Quoted text:
** Begin **
When I saw him, his rosy cheeks were pale as the white sheet he lay in, his body traversing between life and death. I desperately wished to hold his hand, to take his agony and discomfort away, and protect him from the incoming storm but I was timid to do so due to being surrounded by our relatives. I would’ve reached out had I known the inevitable, I would’ve done a million things differently. I wept and wailed for hours on end, till I had no sense of my surroundings. Late at night, I returned home but could not, would not sleep. The sound of our car pulling in gave me hope, but then I heard a voice saying, “I could not save him”.


Words are letters strung together, but they hold immense impact. My world started crumbling in front of me. I screamed and begged and pleaded, but God was unwilling to bargain. The storm raged on and for the first time, I felt it within me, so dreadful, so horrifying. He had promised me, I thought to myself. He had promised that we would celebrate my birthday together. His promise was an unfulfilled one. I wandered the house in search of him and called out his name, but the only shadow I could see through the light of the lamp was mine. Our daughter was of the tender age of 3, too young to be cognizant of demise. She pointed to the sky one night and told me that she believed her father to be one of the many twinkling diamonds.
** End **
Layout region records:
** Begin **
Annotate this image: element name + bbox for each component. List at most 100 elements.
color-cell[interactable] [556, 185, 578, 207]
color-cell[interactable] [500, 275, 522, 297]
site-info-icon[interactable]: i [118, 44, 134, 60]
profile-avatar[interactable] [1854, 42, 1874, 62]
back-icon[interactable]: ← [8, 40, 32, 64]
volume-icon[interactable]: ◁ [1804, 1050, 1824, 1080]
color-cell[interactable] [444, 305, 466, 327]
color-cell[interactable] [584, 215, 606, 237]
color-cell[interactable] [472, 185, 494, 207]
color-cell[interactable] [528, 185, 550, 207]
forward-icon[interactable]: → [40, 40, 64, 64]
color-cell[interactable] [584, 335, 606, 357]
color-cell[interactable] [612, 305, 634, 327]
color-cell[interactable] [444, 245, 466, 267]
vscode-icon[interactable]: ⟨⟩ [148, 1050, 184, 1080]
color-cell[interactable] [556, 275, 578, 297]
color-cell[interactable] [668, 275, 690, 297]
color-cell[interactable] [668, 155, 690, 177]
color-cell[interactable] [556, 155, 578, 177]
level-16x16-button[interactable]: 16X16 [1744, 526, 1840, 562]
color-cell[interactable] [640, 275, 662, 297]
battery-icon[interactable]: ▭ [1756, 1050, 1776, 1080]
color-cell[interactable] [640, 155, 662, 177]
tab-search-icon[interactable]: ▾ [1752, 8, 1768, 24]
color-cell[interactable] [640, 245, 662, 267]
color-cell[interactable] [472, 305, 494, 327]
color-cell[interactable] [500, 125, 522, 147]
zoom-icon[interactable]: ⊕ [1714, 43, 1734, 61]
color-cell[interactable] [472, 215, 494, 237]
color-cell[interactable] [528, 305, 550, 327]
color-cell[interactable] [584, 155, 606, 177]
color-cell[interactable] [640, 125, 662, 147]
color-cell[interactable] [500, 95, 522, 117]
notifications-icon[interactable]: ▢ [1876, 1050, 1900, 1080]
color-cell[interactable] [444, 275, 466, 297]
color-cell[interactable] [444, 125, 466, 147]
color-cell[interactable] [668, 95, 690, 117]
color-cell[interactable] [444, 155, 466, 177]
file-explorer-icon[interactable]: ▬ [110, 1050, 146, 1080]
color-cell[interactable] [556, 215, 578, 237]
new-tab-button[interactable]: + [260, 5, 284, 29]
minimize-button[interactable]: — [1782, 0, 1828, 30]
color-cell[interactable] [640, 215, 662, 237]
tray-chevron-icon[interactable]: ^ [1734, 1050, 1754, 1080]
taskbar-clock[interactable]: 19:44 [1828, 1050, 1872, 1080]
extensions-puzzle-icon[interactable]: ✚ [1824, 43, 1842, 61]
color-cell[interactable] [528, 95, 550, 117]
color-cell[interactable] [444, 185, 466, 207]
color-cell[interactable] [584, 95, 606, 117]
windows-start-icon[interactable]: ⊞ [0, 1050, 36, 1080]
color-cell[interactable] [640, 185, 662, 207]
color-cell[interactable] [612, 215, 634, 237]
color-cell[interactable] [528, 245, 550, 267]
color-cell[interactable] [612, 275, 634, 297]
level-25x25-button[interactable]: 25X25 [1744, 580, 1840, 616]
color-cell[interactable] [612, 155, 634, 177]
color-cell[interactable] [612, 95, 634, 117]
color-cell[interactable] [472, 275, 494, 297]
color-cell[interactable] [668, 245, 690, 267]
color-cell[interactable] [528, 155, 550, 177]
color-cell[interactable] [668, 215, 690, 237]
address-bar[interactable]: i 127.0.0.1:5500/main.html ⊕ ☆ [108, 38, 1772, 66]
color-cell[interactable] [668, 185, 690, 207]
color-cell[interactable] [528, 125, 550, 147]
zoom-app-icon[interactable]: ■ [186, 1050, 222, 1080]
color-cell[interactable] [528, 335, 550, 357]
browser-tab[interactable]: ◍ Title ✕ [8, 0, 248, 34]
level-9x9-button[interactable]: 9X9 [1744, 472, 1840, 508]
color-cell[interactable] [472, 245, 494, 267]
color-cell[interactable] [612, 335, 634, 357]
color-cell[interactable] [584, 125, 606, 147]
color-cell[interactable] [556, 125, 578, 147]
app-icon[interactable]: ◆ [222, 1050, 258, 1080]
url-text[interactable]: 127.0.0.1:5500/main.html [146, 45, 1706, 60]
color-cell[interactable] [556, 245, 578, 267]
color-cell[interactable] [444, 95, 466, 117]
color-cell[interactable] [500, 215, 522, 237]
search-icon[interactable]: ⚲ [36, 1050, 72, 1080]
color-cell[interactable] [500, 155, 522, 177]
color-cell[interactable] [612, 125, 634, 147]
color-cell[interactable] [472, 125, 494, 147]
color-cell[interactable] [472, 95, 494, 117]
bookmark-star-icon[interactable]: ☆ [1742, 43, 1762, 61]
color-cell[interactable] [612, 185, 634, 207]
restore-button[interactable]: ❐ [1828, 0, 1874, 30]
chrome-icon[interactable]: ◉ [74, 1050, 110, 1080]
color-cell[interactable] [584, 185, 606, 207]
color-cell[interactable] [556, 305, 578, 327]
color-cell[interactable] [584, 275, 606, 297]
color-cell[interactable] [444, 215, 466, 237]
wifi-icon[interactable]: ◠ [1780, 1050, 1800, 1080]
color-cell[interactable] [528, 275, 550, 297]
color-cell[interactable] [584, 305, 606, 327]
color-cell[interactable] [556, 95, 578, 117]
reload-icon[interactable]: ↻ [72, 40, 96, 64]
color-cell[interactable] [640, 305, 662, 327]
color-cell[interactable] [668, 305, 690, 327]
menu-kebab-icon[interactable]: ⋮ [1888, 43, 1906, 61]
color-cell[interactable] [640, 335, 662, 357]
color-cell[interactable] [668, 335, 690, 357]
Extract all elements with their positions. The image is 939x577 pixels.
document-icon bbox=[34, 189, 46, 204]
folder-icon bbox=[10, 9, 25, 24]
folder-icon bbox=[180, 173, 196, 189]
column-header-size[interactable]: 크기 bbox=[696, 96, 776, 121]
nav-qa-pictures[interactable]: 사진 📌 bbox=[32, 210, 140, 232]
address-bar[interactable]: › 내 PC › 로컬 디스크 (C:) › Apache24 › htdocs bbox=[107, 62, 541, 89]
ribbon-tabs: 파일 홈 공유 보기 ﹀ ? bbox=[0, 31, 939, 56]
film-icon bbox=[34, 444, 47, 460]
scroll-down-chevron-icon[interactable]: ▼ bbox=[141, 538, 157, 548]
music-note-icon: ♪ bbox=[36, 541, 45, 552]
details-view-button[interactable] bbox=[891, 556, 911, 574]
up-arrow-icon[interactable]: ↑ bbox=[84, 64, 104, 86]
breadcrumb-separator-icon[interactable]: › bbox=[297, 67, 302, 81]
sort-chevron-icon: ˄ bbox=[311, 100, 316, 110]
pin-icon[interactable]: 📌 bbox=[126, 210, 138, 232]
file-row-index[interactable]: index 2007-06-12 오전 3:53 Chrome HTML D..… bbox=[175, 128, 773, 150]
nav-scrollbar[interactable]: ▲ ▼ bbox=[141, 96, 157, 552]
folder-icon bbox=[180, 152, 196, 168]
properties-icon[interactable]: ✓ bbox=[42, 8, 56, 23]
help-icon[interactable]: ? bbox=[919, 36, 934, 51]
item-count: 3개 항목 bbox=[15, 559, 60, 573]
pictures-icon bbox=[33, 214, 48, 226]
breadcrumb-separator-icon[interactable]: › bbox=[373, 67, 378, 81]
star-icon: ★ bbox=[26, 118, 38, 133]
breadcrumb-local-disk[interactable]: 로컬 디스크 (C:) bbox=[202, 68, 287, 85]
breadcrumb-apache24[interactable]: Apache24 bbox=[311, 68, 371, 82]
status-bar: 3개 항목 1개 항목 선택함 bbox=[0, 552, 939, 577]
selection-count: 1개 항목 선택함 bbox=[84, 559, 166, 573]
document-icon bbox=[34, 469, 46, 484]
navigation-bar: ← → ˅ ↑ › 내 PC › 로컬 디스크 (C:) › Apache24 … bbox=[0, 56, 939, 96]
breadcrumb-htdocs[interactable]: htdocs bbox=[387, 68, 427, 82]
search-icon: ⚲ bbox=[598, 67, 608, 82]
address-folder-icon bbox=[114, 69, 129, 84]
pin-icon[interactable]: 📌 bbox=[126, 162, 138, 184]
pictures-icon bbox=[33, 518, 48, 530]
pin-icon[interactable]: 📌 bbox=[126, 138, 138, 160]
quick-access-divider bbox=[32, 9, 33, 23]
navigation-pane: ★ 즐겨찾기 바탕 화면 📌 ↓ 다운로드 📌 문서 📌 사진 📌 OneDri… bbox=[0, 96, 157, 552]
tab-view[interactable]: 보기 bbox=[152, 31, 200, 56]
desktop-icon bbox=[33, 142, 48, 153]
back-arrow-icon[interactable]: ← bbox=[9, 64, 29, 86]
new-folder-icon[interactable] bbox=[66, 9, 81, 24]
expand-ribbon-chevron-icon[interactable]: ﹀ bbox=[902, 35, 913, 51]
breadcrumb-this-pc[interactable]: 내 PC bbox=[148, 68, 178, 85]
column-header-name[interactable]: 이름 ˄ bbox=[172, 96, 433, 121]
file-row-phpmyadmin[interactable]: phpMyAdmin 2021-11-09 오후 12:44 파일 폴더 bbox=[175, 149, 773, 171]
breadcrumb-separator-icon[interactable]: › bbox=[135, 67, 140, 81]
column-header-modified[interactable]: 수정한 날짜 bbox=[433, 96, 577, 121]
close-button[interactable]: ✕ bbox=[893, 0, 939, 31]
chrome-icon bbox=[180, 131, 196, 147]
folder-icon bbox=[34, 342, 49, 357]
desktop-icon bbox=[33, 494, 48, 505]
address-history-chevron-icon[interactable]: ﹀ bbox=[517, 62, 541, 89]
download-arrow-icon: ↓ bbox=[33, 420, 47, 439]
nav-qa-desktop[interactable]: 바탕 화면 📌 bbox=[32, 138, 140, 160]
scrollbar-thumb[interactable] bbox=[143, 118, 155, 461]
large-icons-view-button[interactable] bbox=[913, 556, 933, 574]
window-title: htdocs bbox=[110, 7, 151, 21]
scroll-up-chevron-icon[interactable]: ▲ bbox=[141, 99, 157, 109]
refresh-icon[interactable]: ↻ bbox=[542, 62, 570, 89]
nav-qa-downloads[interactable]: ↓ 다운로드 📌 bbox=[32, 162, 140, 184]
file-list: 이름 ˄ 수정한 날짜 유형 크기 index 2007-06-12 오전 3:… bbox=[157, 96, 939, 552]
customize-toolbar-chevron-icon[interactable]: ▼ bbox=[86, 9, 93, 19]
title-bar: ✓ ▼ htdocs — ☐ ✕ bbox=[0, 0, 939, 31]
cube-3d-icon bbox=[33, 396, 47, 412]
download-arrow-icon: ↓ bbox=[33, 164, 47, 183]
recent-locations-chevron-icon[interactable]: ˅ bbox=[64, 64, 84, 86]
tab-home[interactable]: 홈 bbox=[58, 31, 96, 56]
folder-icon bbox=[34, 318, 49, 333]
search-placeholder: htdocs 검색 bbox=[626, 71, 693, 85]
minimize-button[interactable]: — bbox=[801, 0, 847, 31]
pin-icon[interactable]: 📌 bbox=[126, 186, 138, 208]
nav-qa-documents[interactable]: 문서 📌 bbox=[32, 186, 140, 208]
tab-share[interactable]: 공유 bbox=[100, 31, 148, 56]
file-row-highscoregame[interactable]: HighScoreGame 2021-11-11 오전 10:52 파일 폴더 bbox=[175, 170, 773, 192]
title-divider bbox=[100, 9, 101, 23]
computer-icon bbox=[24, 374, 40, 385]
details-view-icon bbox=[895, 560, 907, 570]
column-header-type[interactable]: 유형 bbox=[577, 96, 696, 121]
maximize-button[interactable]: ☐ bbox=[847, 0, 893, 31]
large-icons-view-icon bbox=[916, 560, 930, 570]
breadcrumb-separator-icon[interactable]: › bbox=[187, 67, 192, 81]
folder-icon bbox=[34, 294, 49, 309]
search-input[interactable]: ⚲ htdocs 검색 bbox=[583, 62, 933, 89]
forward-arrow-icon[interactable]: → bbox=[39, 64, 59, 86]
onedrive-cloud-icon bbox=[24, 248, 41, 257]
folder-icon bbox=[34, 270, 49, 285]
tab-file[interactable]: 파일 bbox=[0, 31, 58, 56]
** End **
To do: Please resume the account of grief and loss, picking up right after its final sentence.

Task output:
The years that followed my husband’s death were unspeakable and torturous. My relatives had turned my sorrow into their pleasure by taking undue advantage of my situation. Lust from men in the household, exploitation due to being a single mother, and the mental torture of being a widow often led to feeling defeated and subdued. I was, fortunately, earning as a teacher back then, so I was financially able to provide for and protect my daughter, but not enough to find a new place to live in. At times, I confided in my friends about the prospect of running away, but they reminded me that it was laughable to think that I would be safe outside, considering that I wasn’t at my own house. The storm kept worsening over time.


Relatives often taunted and ridiculed me, but I had to be resilient, for myself and my daughter. On a rare occasion, I stood my ground and declared that my husband’s property was my right as much as his, that they could not tell me what to do with it. That silenced them, but not for long. My daughter was equally courageous and tough-minded. She was mature for her age but that never desensitized her. Her heart belonged to her mother, she stroked my hair whenever I cried and reassured me, sat late at night at the dining table when everyone else boycotted me and defended me in whichever way she could. The flair and brilliance she portrayed in various situations created feelings of resentment and bitterness from others. They, in turn, neglected her and didn’t treat her like the other children in the house.


I could feel the storm subside with each day I spent with her. She became my hope, my pillar of strength, and my pride. Over the years, I saw my little girl grow into an accomplished woman.


She bought me gifts for my birthday, with the little pocket money she had. She relished food and public speaking, dancing, and playing with animals. She secured various accolades throughout her life and even got her first job at 19 years of age.


“If anyone disrespects my mother, I will not hesitate to cut them out of my life” she often proclaimed with firmness and valor.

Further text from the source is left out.